## Problem statement
Reproduce the part of the material that opens with the line containing "- value-label: 5: [667, 258, 675, 272]" and closes with the line containing "- bar: [292, 225, 317, 363]", keeping every character unchanged and including both of those lines.

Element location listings
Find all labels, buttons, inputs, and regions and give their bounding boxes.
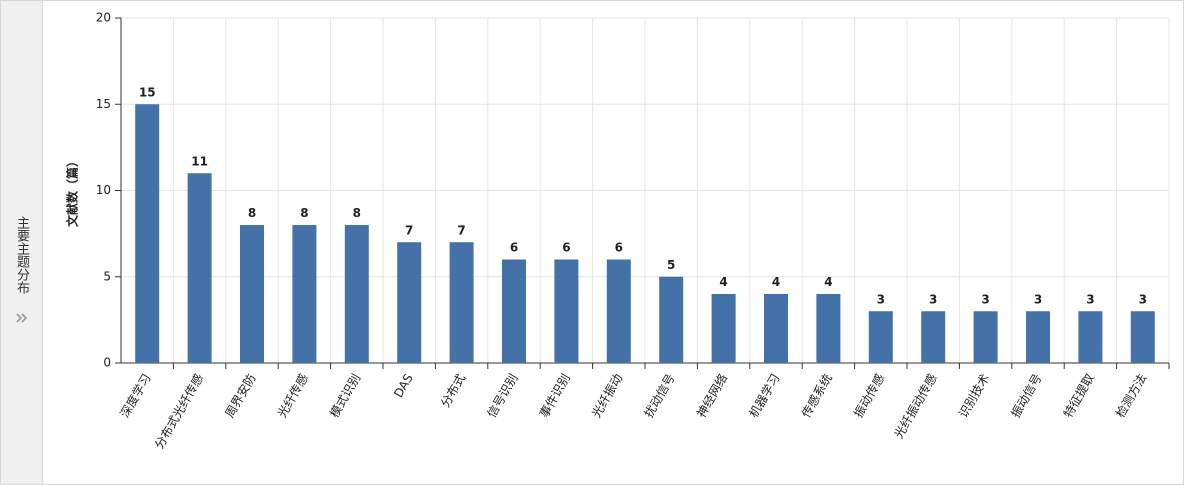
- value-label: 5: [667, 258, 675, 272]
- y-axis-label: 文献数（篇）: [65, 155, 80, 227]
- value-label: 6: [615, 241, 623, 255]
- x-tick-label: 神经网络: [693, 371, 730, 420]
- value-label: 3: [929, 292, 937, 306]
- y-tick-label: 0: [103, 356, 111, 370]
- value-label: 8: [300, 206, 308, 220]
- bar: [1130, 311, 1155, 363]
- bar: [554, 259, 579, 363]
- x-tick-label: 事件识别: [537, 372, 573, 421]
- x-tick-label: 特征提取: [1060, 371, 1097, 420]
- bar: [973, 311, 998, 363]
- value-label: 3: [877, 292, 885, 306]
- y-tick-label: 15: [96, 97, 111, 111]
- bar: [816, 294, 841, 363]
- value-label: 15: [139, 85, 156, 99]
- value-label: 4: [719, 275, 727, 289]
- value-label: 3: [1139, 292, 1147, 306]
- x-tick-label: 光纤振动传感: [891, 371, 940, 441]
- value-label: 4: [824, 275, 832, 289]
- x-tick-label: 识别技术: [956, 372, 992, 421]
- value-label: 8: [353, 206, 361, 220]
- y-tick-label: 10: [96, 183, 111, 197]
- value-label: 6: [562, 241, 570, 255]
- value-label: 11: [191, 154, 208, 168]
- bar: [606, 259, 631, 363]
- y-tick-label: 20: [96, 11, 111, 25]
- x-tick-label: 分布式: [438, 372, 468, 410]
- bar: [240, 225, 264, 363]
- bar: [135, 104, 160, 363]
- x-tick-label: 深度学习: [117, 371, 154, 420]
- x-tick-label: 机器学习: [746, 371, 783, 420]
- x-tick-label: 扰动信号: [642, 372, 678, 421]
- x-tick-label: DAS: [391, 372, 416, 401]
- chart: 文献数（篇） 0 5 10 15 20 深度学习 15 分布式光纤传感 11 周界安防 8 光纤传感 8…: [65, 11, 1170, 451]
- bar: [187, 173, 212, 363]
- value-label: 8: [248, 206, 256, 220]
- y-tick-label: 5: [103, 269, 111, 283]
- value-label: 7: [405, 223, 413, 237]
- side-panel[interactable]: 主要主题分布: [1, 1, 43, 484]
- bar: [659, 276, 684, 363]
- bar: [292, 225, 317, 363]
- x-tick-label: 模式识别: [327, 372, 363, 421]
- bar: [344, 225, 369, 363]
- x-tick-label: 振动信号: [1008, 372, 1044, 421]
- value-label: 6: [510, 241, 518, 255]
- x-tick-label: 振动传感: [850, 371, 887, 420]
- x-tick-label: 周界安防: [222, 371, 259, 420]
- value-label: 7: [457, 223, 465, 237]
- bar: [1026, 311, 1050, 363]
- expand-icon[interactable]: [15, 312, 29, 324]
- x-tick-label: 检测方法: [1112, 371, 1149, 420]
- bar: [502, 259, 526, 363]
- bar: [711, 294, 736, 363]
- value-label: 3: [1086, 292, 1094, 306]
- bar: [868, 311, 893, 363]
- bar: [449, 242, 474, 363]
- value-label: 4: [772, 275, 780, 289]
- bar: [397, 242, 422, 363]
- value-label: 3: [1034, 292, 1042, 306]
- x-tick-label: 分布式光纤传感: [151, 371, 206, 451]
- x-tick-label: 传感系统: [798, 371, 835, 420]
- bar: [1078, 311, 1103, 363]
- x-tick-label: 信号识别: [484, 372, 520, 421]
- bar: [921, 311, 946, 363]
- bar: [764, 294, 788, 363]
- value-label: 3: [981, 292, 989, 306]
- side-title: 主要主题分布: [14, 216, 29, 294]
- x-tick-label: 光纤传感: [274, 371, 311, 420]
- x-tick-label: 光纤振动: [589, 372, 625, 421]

---

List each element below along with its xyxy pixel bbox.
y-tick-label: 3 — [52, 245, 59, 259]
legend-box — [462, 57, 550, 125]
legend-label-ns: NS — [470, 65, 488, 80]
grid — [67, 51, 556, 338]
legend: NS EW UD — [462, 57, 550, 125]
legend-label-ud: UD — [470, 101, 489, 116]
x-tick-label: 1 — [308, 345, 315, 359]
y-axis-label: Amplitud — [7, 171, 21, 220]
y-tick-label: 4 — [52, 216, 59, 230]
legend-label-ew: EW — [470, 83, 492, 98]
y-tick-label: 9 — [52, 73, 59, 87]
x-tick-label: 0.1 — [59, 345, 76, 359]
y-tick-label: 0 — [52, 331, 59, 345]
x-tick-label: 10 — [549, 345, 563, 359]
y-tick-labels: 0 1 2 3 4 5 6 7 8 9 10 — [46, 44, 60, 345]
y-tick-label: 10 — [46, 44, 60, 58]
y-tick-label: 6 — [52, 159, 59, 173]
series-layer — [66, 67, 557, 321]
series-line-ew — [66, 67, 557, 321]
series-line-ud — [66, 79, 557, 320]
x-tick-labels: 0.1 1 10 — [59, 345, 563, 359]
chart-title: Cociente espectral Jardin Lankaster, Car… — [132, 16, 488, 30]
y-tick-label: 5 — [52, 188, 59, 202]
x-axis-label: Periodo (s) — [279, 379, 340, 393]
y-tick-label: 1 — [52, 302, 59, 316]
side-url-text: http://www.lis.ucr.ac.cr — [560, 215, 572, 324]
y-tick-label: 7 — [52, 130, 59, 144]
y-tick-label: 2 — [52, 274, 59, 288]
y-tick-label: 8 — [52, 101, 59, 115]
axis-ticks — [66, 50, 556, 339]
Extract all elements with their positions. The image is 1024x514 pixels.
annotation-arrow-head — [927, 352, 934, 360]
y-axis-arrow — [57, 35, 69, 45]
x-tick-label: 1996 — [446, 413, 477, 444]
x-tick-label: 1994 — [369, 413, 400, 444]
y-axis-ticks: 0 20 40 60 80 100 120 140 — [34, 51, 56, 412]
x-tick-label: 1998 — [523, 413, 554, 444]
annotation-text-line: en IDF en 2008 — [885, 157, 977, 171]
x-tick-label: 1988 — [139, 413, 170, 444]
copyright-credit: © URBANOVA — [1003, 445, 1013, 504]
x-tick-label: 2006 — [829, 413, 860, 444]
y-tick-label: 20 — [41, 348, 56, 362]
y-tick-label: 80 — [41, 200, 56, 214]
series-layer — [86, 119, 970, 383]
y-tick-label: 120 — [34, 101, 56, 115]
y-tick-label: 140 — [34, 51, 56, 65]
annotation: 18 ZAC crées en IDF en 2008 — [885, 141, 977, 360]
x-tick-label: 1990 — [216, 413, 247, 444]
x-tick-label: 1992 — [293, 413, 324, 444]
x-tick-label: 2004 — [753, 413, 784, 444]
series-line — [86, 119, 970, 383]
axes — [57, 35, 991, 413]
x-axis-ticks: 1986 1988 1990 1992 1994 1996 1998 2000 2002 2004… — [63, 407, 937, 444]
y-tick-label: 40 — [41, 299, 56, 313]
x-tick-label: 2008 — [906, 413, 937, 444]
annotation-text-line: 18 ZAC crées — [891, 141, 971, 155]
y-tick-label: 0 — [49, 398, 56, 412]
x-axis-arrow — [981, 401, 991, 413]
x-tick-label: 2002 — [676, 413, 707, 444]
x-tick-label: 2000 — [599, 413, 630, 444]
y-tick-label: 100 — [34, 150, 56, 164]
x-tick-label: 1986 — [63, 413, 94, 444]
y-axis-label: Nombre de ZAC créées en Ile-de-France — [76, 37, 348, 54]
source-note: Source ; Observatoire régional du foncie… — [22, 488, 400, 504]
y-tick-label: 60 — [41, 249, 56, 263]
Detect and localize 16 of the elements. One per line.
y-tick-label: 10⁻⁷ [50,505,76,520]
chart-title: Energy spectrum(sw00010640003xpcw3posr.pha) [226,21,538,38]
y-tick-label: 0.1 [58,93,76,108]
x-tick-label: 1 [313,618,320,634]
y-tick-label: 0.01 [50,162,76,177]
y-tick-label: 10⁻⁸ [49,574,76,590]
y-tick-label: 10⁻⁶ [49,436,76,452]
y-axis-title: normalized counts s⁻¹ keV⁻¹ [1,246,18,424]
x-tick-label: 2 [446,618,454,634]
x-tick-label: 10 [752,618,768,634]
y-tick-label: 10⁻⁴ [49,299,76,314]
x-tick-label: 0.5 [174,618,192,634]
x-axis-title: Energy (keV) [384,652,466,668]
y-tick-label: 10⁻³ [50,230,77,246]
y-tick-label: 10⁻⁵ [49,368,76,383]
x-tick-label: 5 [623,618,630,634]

--

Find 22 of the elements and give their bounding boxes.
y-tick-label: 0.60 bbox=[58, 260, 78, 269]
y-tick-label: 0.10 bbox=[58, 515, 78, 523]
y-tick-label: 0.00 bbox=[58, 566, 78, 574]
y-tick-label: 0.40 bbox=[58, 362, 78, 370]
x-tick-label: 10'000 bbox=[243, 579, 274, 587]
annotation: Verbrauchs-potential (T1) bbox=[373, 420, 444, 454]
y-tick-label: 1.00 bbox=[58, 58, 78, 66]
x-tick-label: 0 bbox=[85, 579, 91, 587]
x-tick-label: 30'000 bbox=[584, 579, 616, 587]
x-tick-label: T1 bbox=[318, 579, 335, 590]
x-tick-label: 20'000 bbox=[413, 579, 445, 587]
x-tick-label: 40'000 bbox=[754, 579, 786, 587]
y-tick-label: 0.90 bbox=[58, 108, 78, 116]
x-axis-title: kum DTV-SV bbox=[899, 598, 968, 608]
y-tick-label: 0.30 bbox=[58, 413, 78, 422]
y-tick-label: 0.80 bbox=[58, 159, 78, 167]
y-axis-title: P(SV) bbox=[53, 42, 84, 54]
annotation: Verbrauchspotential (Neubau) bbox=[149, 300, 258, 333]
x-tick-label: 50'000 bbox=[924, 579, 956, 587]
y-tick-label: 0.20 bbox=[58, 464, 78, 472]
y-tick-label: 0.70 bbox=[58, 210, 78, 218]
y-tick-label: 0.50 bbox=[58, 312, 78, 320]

## Exercise output
- value-label: 5: [667, 258, 675, 272]
- y-axis-label: 文献数（篇）: [65, 155, 80, 227]
- value-label: 6: [615, 241, 623, 255]
- x-tick-label: 神经网络: [693, 371, 730, 420]
- value-label: 3: [929, 292, 937, 306]
- y-tick-label: 0: [103, 356, 111, 370]
- value-label: 8: [300, 206, 308, 220]
- bar: [1130, 311, 1155, 363]
- bar: [554, 259, 579, 363]
- x-tick-label: 事件识别: [537, 372, 573, 421]
- x-tick-label: 特征提取: [1060, 371, 1097, 420]
- bar: [973, 311, 998, 363]
- value-label: 3: [877, 292, 885, 306]
- y-tick-label: 15: [96, 97, 111, 111]
- bar: [816, 294, 841, 363]
- value-label: 15: [139, 85, 156, 99]
- value-label: 4: [719, 275, 727, 289]
- value-label: 3: [1139, 292, 1147, 306]
- x-tick-label: 光纤振动传感: [891, 371, 940, 441]
- value-label: 4: [824, 275, 832, 289]
- x-tick-label: 识别技术: [956, 372, 992, 421]
- value-label: 8: [353, 206, 361, 220]
- y-tick-label: 10: [96, 183, 111, 197]
- value-label: 6: [562, 241, 570, 255]
- value-label: 11: [191, 154, 208, 168]
- bar: [606, 259, 631, 363]
- y-tick-label: 20: [96, 11, 111, 25]
- x-tick-label: 分布式: [438, 372, 468, 410]
- bar: [240, 225, 264, 363]
- bar: [135, 104, 160, 363]
- x-tick-label: 深度学习: [117, 371, 154, 420]
- x-tick-label: 机器学习: [746, 371, 783, 420]
- x-tick-label: 扰动信号: [642, 372, 678, 421]
- x-tick-label: DAS: [391, 372, 416, 401]
- chart: 文献数（篇） 0 5 10 15 20 深度学习 15 分布式光纤传感 11 周界安防 8 光纤传感 8…: [65, 11, 1170, 451]
- bar: [187, 173, 212, 363]
- value-label: 8: [248, 206, 256, 220]
- y-tick-label: 5: [103, 269, 111, 283]
- value-label: 7: [405, 223, 413, 237]
- side-panel[interactable]: 主要主题分布: [1, 1, 43, 484]
- bar: [659, 276, 684, 363]
- bar: [292, 225, 317, 363]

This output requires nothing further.